Stated problem:
Copy the listing from its first line through the line holding "data-point xyxy=(643,362,654,372)", both included, with every "data-point" changed to "marker" and nothing else altered.

++++ Material for the task ++++

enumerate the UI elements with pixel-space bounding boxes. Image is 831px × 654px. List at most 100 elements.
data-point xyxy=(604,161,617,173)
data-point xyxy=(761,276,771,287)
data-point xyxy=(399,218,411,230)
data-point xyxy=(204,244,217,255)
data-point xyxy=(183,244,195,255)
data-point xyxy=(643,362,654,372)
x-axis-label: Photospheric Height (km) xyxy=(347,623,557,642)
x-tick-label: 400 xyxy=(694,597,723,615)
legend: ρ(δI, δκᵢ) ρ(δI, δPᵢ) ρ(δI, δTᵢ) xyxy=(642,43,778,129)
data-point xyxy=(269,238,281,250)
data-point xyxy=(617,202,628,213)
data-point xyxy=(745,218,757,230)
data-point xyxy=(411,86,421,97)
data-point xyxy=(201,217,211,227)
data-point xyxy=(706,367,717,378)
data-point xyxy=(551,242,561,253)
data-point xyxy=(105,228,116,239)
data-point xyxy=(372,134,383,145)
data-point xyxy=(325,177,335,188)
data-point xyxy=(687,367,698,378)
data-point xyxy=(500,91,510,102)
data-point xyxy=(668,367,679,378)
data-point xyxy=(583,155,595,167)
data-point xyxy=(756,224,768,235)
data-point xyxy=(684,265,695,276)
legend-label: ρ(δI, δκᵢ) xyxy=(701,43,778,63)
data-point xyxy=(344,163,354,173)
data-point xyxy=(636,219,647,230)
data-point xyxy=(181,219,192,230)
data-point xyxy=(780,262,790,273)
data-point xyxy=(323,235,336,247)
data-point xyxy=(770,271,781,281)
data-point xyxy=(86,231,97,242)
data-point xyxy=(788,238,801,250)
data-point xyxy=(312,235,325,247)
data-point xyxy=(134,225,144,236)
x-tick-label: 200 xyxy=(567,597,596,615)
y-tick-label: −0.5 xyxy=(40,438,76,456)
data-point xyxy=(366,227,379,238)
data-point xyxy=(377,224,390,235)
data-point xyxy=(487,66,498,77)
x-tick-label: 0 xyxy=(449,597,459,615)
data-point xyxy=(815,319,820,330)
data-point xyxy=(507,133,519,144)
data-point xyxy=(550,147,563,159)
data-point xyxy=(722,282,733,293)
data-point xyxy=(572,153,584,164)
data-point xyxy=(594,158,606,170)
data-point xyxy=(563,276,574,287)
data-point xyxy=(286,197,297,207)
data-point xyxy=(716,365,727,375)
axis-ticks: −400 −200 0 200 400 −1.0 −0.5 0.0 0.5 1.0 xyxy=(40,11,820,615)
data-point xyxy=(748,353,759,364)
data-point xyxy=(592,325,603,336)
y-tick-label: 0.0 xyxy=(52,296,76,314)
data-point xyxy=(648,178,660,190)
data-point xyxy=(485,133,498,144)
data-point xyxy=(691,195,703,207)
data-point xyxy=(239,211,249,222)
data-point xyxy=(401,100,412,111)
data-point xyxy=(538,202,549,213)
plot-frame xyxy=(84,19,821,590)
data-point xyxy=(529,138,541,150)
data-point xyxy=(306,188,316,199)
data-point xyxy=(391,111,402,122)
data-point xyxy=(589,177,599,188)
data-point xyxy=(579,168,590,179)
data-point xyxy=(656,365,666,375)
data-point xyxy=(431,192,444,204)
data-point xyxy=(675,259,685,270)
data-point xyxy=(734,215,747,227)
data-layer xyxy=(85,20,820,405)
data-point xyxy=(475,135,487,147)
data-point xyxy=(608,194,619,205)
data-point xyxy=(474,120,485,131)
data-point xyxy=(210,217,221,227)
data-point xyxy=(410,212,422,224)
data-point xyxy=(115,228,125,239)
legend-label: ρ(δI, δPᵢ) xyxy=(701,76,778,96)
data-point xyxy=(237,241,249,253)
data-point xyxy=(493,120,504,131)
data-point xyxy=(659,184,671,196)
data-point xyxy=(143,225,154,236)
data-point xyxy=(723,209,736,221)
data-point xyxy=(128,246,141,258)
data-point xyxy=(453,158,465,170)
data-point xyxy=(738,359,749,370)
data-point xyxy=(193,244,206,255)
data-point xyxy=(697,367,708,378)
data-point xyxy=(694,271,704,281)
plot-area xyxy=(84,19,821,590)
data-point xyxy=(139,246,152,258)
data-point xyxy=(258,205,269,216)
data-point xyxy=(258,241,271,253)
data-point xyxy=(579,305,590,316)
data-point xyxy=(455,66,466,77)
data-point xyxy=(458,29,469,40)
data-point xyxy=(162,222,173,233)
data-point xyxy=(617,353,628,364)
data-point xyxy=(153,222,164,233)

++++

In response:
enumerate the UI elements with pixel-space bounding boxes. Image is 831px × 654px. List at most 100 elements.
marker xyxy=(604,161,617,173)
marker xyxy=(761,276,771,287)
marker xyxy=(399,218,411,230)
marker xyxy=(204,244,217,255)
marker xyxy=(183,244,195,255)
marker xyxy=(643,362,654,372)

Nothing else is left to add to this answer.